▸ Task data:
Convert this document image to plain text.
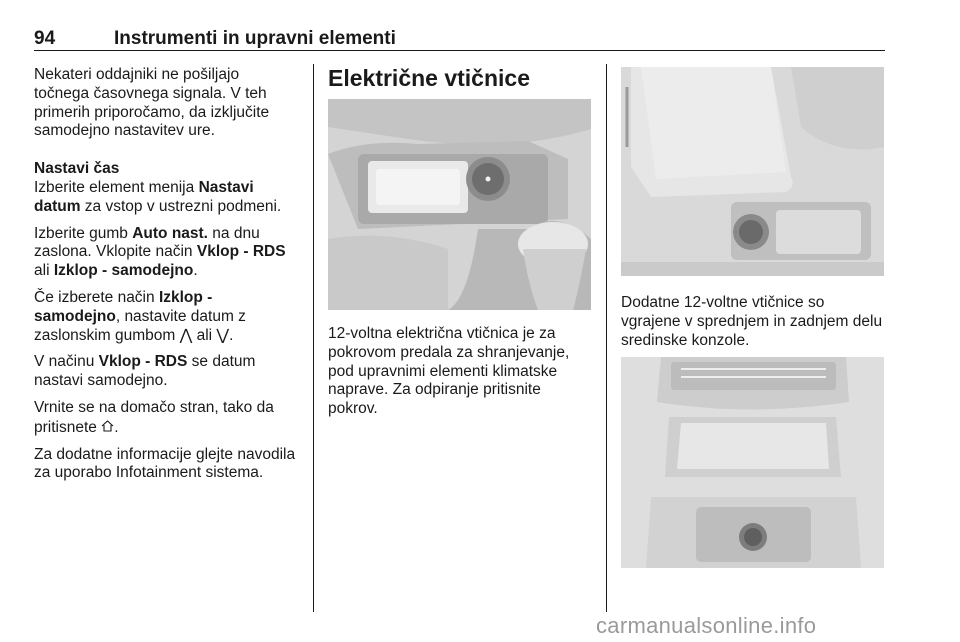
94	Instrumenti in upravni elementi

Nekateri oddajniki ne pošiljajo točnega časovnega signala. V teh primerih priporočamo, da izključite samodejno nastavitev ure.

Nastavi čas

Izberite element menija Nastavi datum za vstop v ustrezni podmeni.

Izberite gumb Auto nast. na dnu zaslona. Vklopite način Vklop - RDS ali Izklop - samodejno.

Če izberete način Izklop - samodejno, nastavite datum z zaslonskim gumbom ⋀ ali ⋁.

V načinu Vklop - RDS se datum nastavi samodejno.

Vrnite se na domačo stran, tako da pritisnete .

Za dodatne informacije glejte navodila za uporabo Infotainment sistema.

Električne vtičnice
12-voltna električna vtičnica je za pokrovom predala za shranjevanje, pod upravnimi elementi klimatske naprave. Za odpiranje pritisnite pokrov.
Dodatne 12-voltne vtičnice so vgrajene v sprednjem in zadnjem delu sredinske konzole.
carmanualsonline.info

▸ Given request: Without the pictures, return the entries exactly as they appear.

▸ Solution to the exercise:
Convert this document image to plain text.
94	Instrumenti in upravni elementi

Nekateri oddajniki ne pošiljajo točnega časovnega signala. V teh primerih priporočamo, da izključite samodejno nastavitev ure.

Nastavi čas

Izberite element menija Nastavi datum za vstop v ustrezni podmeni.

Izberite gumb Auto nast. na dnu zaslona. Vklopite način Vklop - RDS ali Izklop - samodejno.

Če izberete način Izklop - samodejno, nastavite datum z zaslonskim gumbom ⋀ ali ⋁.

V načinu Vklop - RDS se datum nastavi samodejno.

Vrnite se na domačo stran, tako da pritisnete .

Za dodatne informacije glejte navodila za uporabo Infotainment sistema.

Električne vtičnice
12-voltna električna vtičnica je za pokrovom predala za shranjevanje, pod upravnimi elementi klimatske naprave. Za odpiranje pritisnite pokrov.
Dodatne 12-voltne vtičnice so vgrajene v sprednjem in zadnjem delu sredinske konzole.
carmanualsonline.info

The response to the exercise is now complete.